_Set task:_
How many of the lines here include "name"? Answer with a single number.

_Figure data in JSON:_
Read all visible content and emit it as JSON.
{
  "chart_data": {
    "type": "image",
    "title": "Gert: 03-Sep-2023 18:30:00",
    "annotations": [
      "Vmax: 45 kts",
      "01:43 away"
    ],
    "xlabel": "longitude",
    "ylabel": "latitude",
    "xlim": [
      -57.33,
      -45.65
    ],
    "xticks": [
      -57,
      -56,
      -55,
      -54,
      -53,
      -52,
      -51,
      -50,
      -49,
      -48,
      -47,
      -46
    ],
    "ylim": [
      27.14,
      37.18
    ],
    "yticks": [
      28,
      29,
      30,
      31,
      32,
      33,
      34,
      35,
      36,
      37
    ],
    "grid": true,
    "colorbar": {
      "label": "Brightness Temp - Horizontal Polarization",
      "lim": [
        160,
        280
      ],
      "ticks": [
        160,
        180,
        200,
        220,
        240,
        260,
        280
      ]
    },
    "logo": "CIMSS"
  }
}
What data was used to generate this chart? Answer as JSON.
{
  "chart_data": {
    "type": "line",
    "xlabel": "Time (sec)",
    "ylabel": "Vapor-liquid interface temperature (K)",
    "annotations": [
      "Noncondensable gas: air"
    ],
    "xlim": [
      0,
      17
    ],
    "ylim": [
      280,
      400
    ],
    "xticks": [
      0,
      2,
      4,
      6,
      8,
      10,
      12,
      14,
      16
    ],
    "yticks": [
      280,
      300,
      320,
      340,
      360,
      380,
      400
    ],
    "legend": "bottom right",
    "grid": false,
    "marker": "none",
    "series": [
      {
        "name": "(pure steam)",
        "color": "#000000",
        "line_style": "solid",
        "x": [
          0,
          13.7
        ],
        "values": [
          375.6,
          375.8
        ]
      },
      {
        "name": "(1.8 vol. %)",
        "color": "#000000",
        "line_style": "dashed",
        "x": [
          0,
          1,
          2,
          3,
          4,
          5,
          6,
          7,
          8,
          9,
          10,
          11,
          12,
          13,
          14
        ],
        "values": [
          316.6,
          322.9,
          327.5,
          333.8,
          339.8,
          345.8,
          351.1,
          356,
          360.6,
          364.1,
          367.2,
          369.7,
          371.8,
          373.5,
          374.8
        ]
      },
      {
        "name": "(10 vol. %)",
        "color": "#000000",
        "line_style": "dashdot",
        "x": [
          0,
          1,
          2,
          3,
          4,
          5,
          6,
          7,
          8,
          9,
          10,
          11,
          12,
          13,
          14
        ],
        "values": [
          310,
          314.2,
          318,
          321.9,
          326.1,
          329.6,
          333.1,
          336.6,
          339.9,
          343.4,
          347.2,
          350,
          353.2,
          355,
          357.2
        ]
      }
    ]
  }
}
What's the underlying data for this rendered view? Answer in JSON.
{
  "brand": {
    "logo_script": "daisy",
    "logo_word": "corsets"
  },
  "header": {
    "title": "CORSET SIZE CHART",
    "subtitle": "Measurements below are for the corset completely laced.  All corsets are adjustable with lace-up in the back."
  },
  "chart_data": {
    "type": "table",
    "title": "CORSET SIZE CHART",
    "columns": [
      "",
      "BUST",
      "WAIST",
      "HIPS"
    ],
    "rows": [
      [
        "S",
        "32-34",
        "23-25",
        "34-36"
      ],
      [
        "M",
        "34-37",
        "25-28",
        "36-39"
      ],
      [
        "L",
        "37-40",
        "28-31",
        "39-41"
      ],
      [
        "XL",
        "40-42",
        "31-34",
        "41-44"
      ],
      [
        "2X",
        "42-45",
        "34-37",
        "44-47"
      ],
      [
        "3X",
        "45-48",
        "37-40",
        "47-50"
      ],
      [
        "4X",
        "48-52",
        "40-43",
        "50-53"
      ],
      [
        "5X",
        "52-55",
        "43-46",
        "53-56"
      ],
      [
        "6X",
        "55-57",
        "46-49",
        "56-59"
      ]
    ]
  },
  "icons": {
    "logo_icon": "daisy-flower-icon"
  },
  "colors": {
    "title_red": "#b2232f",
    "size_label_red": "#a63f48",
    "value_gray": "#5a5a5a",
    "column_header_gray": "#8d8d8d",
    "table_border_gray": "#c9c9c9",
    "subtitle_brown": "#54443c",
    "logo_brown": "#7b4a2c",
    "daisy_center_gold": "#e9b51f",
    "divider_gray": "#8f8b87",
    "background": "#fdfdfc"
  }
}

_Task result:_
3